FRAGMENTO DEL TEXTO

------------------------------------------------------------------------

Ópera y Teatro musical
Un invierno con Fidelio
Agustín Blanco Bazán

En su ensayo para el programa de mano de la nueva puesta de la Opera de Munich, Robert Maschka sugiere que ninguna otra ópera como esta nos enfrenta con el compositor mismo. En Fidelio, Beethoven no mueve los personajes con la maestría de titiritero de un Puccini, sino que pasa a ser un personaje mas, que parece operar desde las bambalinas como de un púlpito, para sugerirnos que aquí no se trata de una inmoralidad perfecta como L´incoronazione di Poppea, sino de una moralidad artísticamente defectuosa pero moral al fin, por su insistente alusión a valores trascendentales: libertad, esperanza, justicia, verdad, y algo puerilmente descrito en el titulo de la obra de Bouilly que inspiró a Beethoven como “el amor conyugal”. Aún cuando Bouilly dice basarse en un episodio de la Revolución Francesa, nada hay de subversivo en la ópera y por ello creo que yerran las puestas que muestran gorros frigios o sombreros tricornes. Más aún, la idea de Bouilly podría considerarse “contrarrevolucionaria” ya que alude a la saga de una anónima Dame de Tourraine para librar a su marido de una cárcel jacobina: amor burgués contra caos revolucionario.

------------------------------------------------------------------------

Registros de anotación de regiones
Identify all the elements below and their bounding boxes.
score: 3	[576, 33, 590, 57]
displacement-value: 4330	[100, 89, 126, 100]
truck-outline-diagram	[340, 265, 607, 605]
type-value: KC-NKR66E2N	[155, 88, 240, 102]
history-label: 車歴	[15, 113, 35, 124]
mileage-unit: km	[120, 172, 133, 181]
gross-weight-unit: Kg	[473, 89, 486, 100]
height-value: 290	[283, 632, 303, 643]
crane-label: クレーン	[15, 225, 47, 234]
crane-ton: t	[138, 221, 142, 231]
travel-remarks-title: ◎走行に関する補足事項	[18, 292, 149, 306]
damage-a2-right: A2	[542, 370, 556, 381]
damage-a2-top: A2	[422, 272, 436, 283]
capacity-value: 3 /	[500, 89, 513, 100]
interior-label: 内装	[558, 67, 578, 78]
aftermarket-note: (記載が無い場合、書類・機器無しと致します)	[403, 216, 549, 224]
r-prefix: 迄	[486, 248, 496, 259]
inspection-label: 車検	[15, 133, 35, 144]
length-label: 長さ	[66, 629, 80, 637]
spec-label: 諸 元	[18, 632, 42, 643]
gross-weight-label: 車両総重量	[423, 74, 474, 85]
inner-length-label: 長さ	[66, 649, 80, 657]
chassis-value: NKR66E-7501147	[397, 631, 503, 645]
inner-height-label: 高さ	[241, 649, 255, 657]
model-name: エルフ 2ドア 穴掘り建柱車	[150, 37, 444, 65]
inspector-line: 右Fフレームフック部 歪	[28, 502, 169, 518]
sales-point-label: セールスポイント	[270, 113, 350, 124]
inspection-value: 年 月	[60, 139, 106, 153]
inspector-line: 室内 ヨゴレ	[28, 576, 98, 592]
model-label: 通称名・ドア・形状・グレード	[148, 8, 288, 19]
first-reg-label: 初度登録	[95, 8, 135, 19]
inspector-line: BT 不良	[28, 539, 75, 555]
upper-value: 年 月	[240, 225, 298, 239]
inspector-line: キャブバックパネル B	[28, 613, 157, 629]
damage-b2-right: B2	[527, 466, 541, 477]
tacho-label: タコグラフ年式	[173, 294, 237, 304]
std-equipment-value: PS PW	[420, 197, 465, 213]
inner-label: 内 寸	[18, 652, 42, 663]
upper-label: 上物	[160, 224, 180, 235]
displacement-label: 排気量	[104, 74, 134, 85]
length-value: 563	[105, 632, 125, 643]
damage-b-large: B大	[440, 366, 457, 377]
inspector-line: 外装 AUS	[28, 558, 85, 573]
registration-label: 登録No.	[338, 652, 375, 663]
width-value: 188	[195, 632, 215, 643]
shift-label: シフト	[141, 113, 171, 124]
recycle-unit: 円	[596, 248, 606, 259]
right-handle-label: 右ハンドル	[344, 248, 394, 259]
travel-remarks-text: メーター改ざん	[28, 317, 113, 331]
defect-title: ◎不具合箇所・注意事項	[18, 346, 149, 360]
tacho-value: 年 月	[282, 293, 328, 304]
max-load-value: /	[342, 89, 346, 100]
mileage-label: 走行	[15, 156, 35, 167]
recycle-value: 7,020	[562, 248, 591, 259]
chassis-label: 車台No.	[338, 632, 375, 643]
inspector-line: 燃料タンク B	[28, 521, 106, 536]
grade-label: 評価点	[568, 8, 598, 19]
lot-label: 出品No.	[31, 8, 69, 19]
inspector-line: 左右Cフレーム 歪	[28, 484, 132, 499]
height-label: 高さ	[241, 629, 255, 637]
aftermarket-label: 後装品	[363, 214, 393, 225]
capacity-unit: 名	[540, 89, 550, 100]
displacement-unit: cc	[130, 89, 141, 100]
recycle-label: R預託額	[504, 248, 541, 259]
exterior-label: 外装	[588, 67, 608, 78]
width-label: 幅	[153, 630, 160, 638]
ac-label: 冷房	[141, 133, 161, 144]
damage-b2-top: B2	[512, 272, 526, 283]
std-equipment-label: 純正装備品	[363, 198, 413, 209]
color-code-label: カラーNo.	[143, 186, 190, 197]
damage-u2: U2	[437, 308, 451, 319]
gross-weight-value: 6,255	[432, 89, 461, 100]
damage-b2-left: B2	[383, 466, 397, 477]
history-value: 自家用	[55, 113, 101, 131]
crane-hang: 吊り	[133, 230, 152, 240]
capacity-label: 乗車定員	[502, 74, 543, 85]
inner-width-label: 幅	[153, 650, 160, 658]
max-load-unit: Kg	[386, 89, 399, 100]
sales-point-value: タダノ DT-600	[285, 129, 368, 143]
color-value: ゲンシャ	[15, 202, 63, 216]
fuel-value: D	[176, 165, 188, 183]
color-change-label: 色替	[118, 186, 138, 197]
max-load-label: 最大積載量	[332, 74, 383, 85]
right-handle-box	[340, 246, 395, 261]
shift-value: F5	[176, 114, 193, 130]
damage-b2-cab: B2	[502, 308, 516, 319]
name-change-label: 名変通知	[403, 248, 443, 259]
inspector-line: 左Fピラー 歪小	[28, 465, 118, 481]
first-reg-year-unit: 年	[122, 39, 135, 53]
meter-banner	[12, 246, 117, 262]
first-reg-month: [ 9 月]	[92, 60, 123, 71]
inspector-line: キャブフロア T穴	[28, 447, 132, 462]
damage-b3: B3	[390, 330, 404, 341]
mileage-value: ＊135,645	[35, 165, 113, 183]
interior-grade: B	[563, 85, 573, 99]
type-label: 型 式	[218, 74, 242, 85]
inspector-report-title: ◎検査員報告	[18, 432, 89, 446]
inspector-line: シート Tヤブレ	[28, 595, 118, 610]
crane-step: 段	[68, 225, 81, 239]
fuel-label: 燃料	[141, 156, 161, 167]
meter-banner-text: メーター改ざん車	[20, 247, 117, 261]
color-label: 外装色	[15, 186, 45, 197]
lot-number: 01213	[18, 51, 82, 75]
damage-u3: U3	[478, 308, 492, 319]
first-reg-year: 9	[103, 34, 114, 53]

------------------------------------------------------------------------

LISTA DE TAREAS
(A) Enumere los valores trascendentales a los que, según el fragmento sobre Fidelio, alude insistentemente la ópera, incluido el que se toma del título de la obra de Bouilly.
(B) Indique cada línea de los registros que contenga la cadena "model", distinguiendo entre mayúsculas y minúsculas.

SOLUCIONES DEL EJERCICIO
(A) libertad, esperanza, justicia, verdad, el amor conyugal

(B)
model-name: エルフ 2ドア 穴掘り建柱車	[150, 37, 444, 65]
model-label: 通称名・ドア・形状・グレード	[148, 8, 288, 19]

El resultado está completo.